- What to do -
Convert every line of the data below into a numbered list, omitting any blank lines.

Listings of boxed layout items
===============

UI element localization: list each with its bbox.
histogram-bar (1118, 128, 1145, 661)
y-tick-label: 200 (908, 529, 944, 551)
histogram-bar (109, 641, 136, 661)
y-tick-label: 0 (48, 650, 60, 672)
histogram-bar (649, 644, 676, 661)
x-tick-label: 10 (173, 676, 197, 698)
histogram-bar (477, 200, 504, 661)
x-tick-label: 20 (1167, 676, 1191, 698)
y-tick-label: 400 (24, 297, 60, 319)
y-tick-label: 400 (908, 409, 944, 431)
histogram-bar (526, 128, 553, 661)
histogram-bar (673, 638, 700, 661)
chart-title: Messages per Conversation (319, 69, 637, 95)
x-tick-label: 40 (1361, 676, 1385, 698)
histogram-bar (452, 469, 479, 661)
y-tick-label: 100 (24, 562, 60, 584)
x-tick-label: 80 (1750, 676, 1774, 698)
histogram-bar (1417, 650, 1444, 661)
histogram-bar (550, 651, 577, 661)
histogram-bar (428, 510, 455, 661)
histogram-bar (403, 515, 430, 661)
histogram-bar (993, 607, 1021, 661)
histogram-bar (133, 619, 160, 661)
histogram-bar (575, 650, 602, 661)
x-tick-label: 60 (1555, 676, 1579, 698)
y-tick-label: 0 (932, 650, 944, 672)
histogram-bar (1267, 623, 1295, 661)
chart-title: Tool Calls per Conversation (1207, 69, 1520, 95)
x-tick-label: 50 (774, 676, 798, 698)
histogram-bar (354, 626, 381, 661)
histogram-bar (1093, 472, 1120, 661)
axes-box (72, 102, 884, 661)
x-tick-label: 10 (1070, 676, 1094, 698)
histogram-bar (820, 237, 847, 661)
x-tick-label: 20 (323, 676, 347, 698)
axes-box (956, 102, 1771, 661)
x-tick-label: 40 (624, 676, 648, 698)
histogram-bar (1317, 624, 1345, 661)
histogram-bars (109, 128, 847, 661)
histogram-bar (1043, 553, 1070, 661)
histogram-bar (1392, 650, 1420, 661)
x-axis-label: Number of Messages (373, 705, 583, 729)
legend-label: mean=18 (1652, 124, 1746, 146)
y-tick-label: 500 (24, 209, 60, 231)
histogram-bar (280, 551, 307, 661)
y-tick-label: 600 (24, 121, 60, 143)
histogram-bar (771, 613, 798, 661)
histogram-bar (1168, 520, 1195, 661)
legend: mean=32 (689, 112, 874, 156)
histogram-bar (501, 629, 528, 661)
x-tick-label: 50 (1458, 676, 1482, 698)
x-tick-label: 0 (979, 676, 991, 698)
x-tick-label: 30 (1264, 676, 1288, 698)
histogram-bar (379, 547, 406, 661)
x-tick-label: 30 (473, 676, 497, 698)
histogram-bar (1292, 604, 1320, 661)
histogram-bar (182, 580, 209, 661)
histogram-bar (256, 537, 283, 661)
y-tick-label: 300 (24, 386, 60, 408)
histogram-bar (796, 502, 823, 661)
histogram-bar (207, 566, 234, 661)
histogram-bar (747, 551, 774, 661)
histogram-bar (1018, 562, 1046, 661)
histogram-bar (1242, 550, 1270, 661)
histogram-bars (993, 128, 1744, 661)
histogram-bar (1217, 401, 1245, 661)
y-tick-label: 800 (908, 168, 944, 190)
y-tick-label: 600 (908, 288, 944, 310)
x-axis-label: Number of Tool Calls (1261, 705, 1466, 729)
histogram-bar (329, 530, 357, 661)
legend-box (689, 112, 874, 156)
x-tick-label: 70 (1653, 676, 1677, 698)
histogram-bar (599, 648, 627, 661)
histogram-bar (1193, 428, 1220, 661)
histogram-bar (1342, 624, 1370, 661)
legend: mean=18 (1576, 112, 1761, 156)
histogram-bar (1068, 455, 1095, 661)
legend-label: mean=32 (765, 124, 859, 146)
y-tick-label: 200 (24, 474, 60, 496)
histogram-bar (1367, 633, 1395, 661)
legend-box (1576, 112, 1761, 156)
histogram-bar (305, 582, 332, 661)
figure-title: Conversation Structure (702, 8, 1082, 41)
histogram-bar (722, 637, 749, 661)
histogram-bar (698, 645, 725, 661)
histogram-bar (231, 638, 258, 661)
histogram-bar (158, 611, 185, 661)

===============

- Task output -
1. UI element localization: list each with its bbox.
2. histogram-bar (1118, 128, 1145, 661)
3. y-tick-label: 200 (908, 529, 944, 551)
4. histogram-bar (109, 641, 136, 661)
5. y-tick-label: 0 (48, 650, 60, 672)
6. histogram-bar (649, 644, 676, 661)
7. x-tick-label: 10 (173, 676, 197, 698)
8. histogram-bar (477, 200, 504, 661)
9. x-tick-label: 20 (1167, 676, 1191, 698)
10. y-tick-label: 400 (24, 297, 60, 319)
11. y-tick-label: 400 (908, 409, 944, 431)
12. histogram-bar (526, 128, 553, 661)
13. histogram-bar (673, 638, 700, 661)
14. chart-title: Messages per Conversation (319, 69, 637, 95)
15. x-tick-label: 40 (1361, 676, 1385, 698)
16. histogram-bar (452, 469, 479, 661)
17. y-tick-label: 100 (24, 562, 60, 584)
18. x-tick-label: 80 (1750, 676, 1774, 698)
19. histogram-bar (1417, 650, 1444, 661)
20. histogram-bar (550, 651, 577, 661)
21. histogram-bar (428, 510, 455, 661)
22. histogram-bar (403, 515, 430, 661)
23. histogram-bar (993, 607, 1021, 661)
24. histogram-bar (133, 619, 160, 661)
25. histogram-bar (575, 650, 602, 661)
26. x-tick-label: 60 (1555, 676, 1579, 698)
27. y-tick-label: 0 (932, 650, 944, 672)
28. histogram-bar (1267, 623, 1295, 661)
29. chart-title: Tool Calls per Conversation (1207, 69, 1520, 95)
30. x-tick-label: 50 (774, 676, 798, 698)
31. histogram-bar (354, 626, 381, 661)
32. histogram-bar (1093, 472, 1120, 661)
33. axes-box (72, 102, 884, 661)
34. x-tick-label: 10 (1070, 676, 1094, 698)
35. histogram-bar (820, 237, 847, 661)
36. x-tick-label: 20 (323, 676, 347, 698)
37. axes-box (956, 102, 1771, 661)
38. x-tick-label: 40 (624, 676, 648, 698)
39. histogram-bar (1317, 624, 1345, 661)
40. histogram-bars (109, 128, 847, 661)
41. histogram-bar (1043, 553, 1070, 661)
42. histogram-bar (1392, 650, 1420, 661)
43. x-axis-label: Number of Messages (373, 705, 583, 729)
44. legend-label: mean=18 (1652, 124, 1746, 146)
45. y-tick-label: 500 (24, 209, 60, 231)
46. histogram-bar (280, 551, 307, 661)
47. y-tick-label: 600 (24, 121, 60, 143)
48. histogram-bar (771, 613, 798, 661)
49. histogram-bar (1168, 520, 1195, 661)
50. legend: mean=32 (689, 112, 874, 156)
51. histogram-bar (501, 629, 528, 661)
52. x-tick-label: 50 (1458, 676, 1482, 698)
53. x-tick-label: 0 (979, 676, 991, 698)
54. x-tick-label: 30 (1264, 676, 1288, 698)
55. histogram-bar (379, 547, 406, 661)
56. x-tick-label: 30 (473, 676, 497, 698)
57. histogram-bar (1292, 604, 1320, 661)
58. histogram-bar (182, 580, 209, 661)
59. histogram-bar (256, 537, 283, 661)
60. y-tick-label: 300 (24, 386, 60, 408)
61. histogram-bar (796, 502, 823, 661)
62. histogram-bar (207, 566, 234, 661)
63. histogram-bar (747, 551, 774, 661)
64. histogram-bar (1018, 562, 1046, 661)
65. histogram-bar (1242, 550, 1270, 661)
66. histogram-bars (993, 128, 1744, 661)
67. histogram-bar (1217, 401, 1245, 661)
68. y-tick-label: 800 (908, 168, 944, 190)
69. y-tick-label: 600 (908, 288, 944, 310)
70. x-axis-label: Number of Tool Calls (1261, 705, 1466, 729)
71. histogram-bar (329, 530, 357, 661)
72. legend-box (689, 112, 874, 156)
73. x-tick-label: 70 (1653, 676, 1677, 698)
74. histogram-bar (599, 648, 627, 661)
75. histogram-bar (1193, 428, 1220, 661)
76. histogram-bar (1342, 624, 1370, 661)
77. legend: mean=18 (1576, 112, 1761, 156)
78. histogram-bar (1068, 455, 1095, 661)
79. legend-label: mean=32 (765, 124, 859, 146)
80. y-tick-label: 200 (24, 474, 60, 496)
81. histogram-bar (1367, 633, 1395, 661)
82. legend-box (1576, 112, 1761, 156)
83. histogram-bar (305, 582, 332, 661)
84. figure-title: Conversation Structure (702, 8, 1082, 41)
85. histogram-bar (722, 637, 749, 661)
86. histogram-bar (698, 645, 725, 661)
87. histogram-bar (231, 638, 258, 661)
88. histogram-bar (158, 611, 185, 661)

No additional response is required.